§ **Task directions**
Go through the material line by line and copy each one with the word "additional".
=== Begin Enclosure ===
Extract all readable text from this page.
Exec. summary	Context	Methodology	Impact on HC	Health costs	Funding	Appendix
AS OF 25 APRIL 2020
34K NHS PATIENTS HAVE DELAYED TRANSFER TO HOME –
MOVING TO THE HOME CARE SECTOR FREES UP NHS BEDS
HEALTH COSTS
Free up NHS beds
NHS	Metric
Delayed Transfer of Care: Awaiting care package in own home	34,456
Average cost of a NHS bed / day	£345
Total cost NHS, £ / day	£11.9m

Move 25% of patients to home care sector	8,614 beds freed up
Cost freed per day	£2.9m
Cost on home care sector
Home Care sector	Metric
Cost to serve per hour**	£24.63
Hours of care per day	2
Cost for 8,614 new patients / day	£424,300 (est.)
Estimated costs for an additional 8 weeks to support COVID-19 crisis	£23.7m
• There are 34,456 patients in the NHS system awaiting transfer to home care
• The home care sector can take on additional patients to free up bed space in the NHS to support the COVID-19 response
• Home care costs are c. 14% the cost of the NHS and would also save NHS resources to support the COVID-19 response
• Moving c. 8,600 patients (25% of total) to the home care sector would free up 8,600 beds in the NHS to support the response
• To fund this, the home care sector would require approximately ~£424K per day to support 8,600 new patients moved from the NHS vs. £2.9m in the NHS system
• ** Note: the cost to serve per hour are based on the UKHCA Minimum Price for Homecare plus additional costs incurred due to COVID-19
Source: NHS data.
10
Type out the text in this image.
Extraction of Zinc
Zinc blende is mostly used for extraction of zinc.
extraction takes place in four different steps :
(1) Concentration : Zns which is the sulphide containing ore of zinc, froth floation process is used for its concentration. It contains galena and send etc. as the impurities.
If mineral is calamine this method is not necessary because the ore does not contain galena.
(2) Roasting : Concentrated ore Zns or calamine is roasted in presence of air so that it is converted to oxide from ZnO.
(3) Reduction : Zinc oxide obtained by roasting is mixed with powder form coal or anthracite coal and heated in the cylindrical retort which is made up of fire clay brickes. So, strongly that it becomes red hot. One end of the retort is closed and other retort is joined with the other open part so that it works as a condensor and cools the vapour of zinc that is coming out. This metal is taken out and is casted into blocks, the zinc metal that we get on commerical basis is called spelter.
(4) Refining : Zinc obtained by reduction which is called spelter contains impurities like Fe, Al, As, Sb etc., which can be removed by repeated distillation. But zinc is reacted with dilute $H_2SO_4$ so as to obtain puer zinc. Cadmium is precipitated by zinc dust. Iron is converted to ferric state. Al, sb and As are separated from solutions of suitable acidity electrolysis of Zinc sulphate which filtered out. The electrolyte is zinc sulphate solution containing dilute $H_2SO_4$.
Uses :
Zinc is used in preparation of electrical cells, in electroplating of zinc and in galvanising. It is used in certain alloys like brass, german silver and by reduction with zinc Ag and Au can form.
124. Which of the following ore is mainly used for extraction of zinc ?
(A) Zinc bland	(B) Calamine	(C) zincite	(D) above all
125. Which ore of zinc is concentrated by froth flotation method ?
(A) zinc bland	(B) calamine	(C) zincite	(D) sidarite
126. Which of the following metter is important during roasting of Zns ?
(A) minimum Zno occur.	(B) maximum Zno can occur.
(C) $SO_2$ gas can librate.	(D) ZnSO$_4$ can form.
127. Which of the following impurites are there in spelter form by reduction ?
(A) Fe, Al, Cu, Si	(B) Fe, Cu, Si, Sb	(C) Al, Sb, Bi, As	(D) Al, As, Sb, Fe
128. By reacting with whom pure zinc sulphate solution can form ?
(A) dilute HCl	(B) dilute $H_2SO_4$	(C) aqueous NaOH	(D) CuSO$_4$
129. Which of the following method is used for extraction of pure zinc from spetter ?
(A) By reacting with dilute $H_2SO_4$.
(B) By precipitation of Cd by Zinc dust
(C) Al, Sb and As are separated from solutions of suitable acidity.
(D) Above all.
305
=== End Enclosure ===
§ **Answer section**
Estimated costs for an additional 8 weeks to support COVID-19 crisis	£23.7m
• The home care sector can take on additional patients to free up bed space in the NHS to support the COVID-19 response
• ** Note: the cost to serve per hour are based on the UKHCA Minimum Price for Homecare plus additional costs incurred due to COVID-19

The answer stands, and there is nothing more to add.